Records shown —
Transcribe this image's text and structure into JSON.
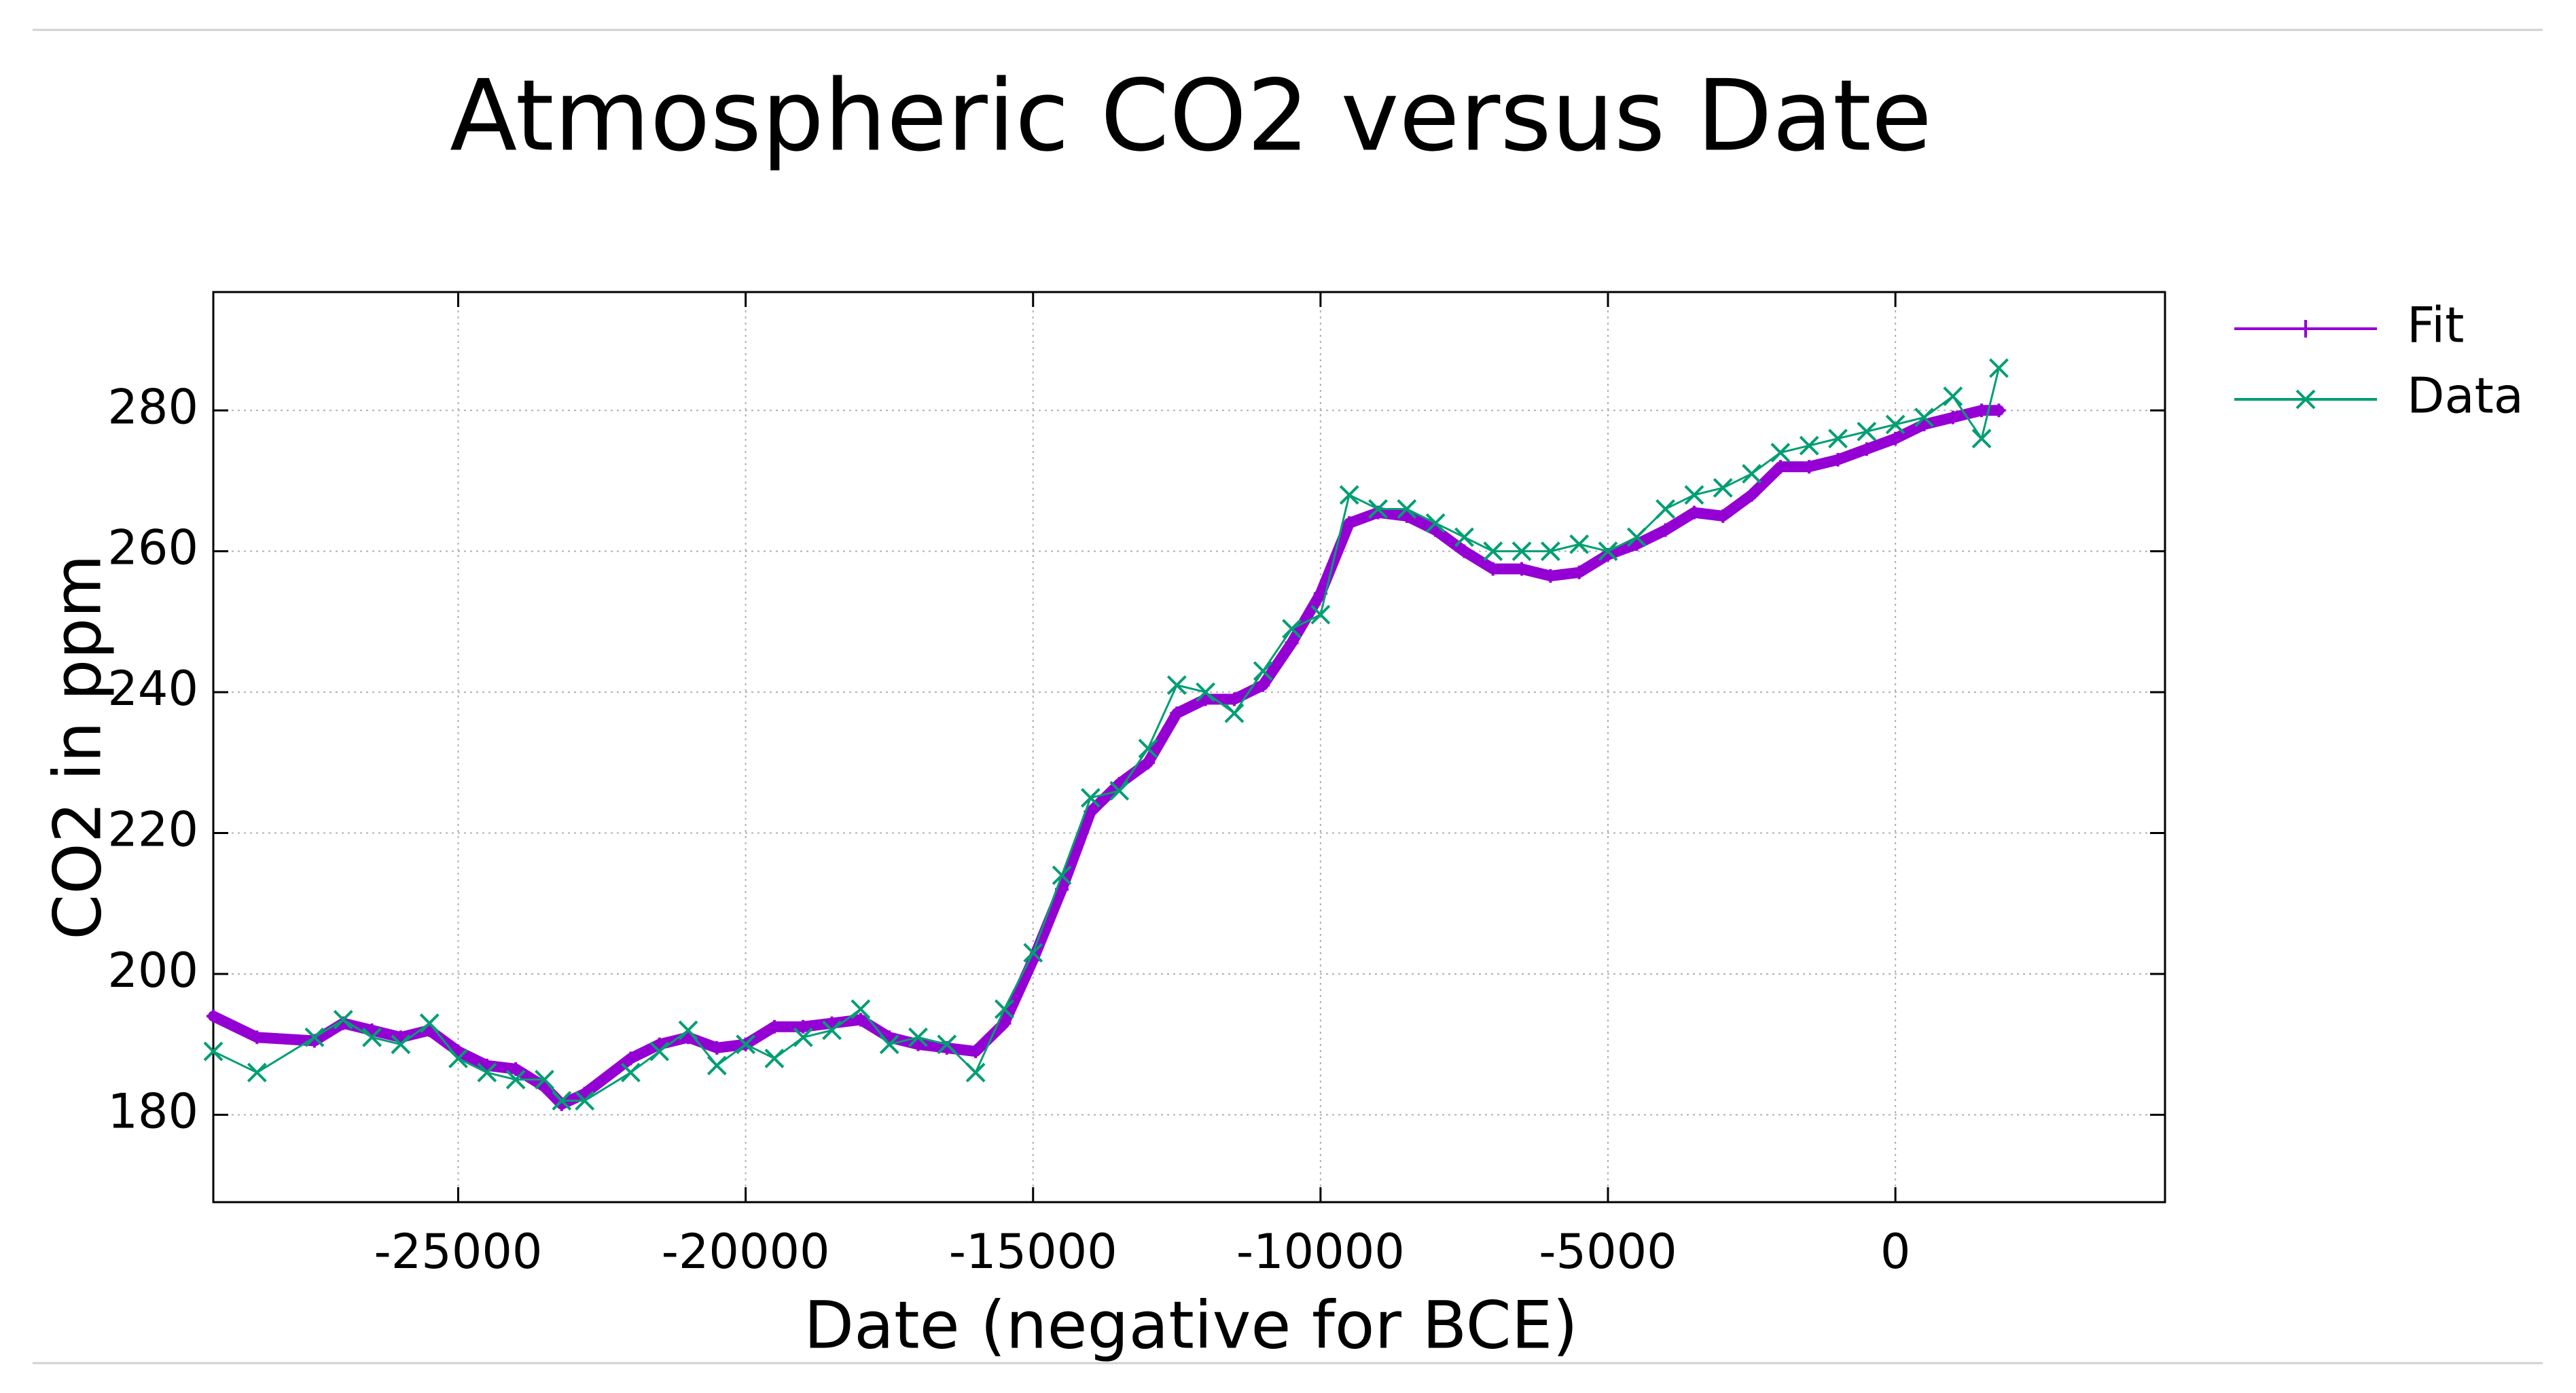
{
  "chart_data": {
    "type": "line",
    "title": "Atmospheric CO2 versus Date",
    "x_label": "Date (negative for BCE)",
    "y_label": "CO2 in ppm",
    "x": [
      -29260,
      -28500,
      -27500,
      -27000,
      -26500,
      -26000,
      -25500,
      -25000,
      -24500,
      -24000,
      -23500,
      -23200,
      -22800,
      -22000,
      -21500,
      -21000,
      -20500,
      -20000,
      -19500,
      -19000,
      -18500,
      -18000,
      -17500,
      -17000,
      -16500,
      -16000,
      -15500,
      -15000,
      -14500,
      -14000,
      -13500,
      -13000,
      -12500,
      -12000,
      -11500,
      -11000,
      -10500,
      -10000,
      -9500,
      -9000,
      -8500,
      -8000,
      -7500,
      -7000,
      -6500,
      -6000,
      -5500,
      -5000,
      -4500,
      -4000,
      -3500,
      -3000,
      -2500,
      -2000,
      -1500,
      -1000,
      -500,
      0,
      500,
      1000,
      1500,
      1800
    ],
    "series": [
      {
        "name": "Fit",
        "color": "#9400d3",
        "marker": "plus",
        "values": [
          194,
          191,
          190.5,
          193,
          192,
          191,
          192,
          189,
          187,
          186.5,
          184,
          181.5,
          183,
          188,
          190,
          191,
          189.5,
          190,
          192.5,
          192.5,
          193,
          193.5,
          191,
          190,
          189.5,
          189,
          193,
          202,
          212,
          223,
          227,
          230,
          237,
          239,
          239,
          241,
          247,
          254,
          264,
          265.5,
          265,
          263,
          260,
          257.5,
          257.5,
          256.5,
          257,
          259.5,
          261,
          263,
          265.5,
          265,
          268,
          272,
          272,
          273,
          274.5,
          276,
          278,
          279,
          280,
          280
        ]
      },
      {
        "name": "Data",
        "color": "#009e73",
        "marker": "cross",
        "values": [
          189,
          186,
          191,
          193.5,
          191,
          190,
          193,
          188,
          186,
          185,
          185,
          182,
          182,
          186,
          189,
          192,
          187,
          190,
          188,
          191,
          192,
          195,
          190,
          191,
          190,
          186,
          195,
          203,
          214,
          225,
          226,
          232,
          241,
          240,
          237,
          243,
          249,
          251,
          268,
          266,
          266,
          264,
          262,
          260,
          260,
          260,
          261,
          260,
          262,
          266,
          268,
          269,
          271,
          274,
          275,
          276,
          277,
          278,
          279,
          282,
          276,
          286
        ]
      }
    ],
    "xlim": [
      -29260,
      4690
    ],
    "ylim": [
      167.6,
      296.8
    ],
    "xticks": [
      -25000,
      -20000,
      -15000,
      -10000,
      -5000,
      0
    ],
    "yticks": [
      180,
      200,
      220,
      240,
      260,
      280
    ],
    "grid": true,
    "legend": "outside-right"
  }
}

Goal — Write the records out again in full, exactly, and skip every picture.

Task solution —
Transcribe this image's text and structure into JSON.
{
  "chart_data": {
    "type": "line",
    "title": "Atmospheric CO2 versus Date",
    "x_label": "Date (negative for BCE)",
    "y_label": "CO2 in ppm",
    "x": [
      -29260,
      -28500,
      -27500,
      -27000,
      -26500,
      -26000,
      -25500,
      -25000,
      -24500,
      -24000,
      -23500,
      -23200,
      -22800,
      -22000,
      -21500,
      -21000,
      -20500,
      -20000,
      -19500,
      -19000,
      -18500,
      -18000,
      -17500,
      -17000,
      -16500,
      -16000,
      -15500,
      -15000,
      -14500,
      -14000,
      -13500,
      -13000,
      -12500,
      -12000,
      -11500,
      -11000,
      -10500,
      -10000,
      -9500,
      -9000,
      -8500,
      -8000,
      -7500,
      -7000,
      -6500,
      -6000,
      -5500,
      -5000,
      -4500,
      -4000,
      -3500,
      -3000,
      -2500,
      -2000,
      -1500,
      -1000,
      -500,
      0,
      500,
      1000,
      1500,
      1800
    ],
    "series": [
      {
        "name": "Fit",
        "color": "#9400d3",
        "marker": "plus",
        "values": [
          194,
          191,
          190.5,
          193,
          192,
          191,
          192,
          189,
          187,
          186.5,
          184,
          181.5,
          183,
          188,
          190,
          191,
          189.5,
          190,
          192.5,
          192.5,
          193,
          193.5,
          191,
          190,
          189.5,
          189,
          193,
          202,
          212,
          223,
          227,
          230,
          237,
          239,
          239,
          241,
          247,
          254,
          264,
          265.5,
          265,
          263,
          260,
          257.5,
          257.5,
          256.5,
          257,
          259.5,
          261,
          263,
          265.5,
          265,
          268,
          272,
          272,
          273,
          274.5,
          276,
          278,
          279,
          280,
          280
        ]
      },
      {
        "name": "Data",
        "color": "#009e73",
        "marker": "cross",
        "values": [
          189,
          186,
          191,
          193.5,
          191,
          190,
          193,
          188,
          186,
          185,
          185,
          182,
          182,
          186,
          189,
          192,
          187,
          190,
          188,
          191,
          192,
          195,
          190,
          191,
          190,
          186,
          195,
          203,
          214,
          225,
          226,
          232,
          241,
          240,
          237,
          243,
          249,
          251,
          268,
          266,
          266,
          264,
          262,
          260,
          260,
          260,
          261,
          260,
          262,
          266,
          268,
          269,
          271,
          274,
          275,
          276,
          277,
          278,
          279,
          282,
          276,
          286
        ]
      }
    ],
    "xlim": [
      -29260,
      4690
    ],
    "ylim": [
      167.6,
      296.8
    ],
    "xticks": [
      -25000,
      -20000,
      -15000,
      -10000,
      -5000,
      0
    ],
    "yticks": [
      180,
      200,
      220,
      240,
      260,
      280
    ],
    "grid": true,
    "legend": "outside-right"
  }
}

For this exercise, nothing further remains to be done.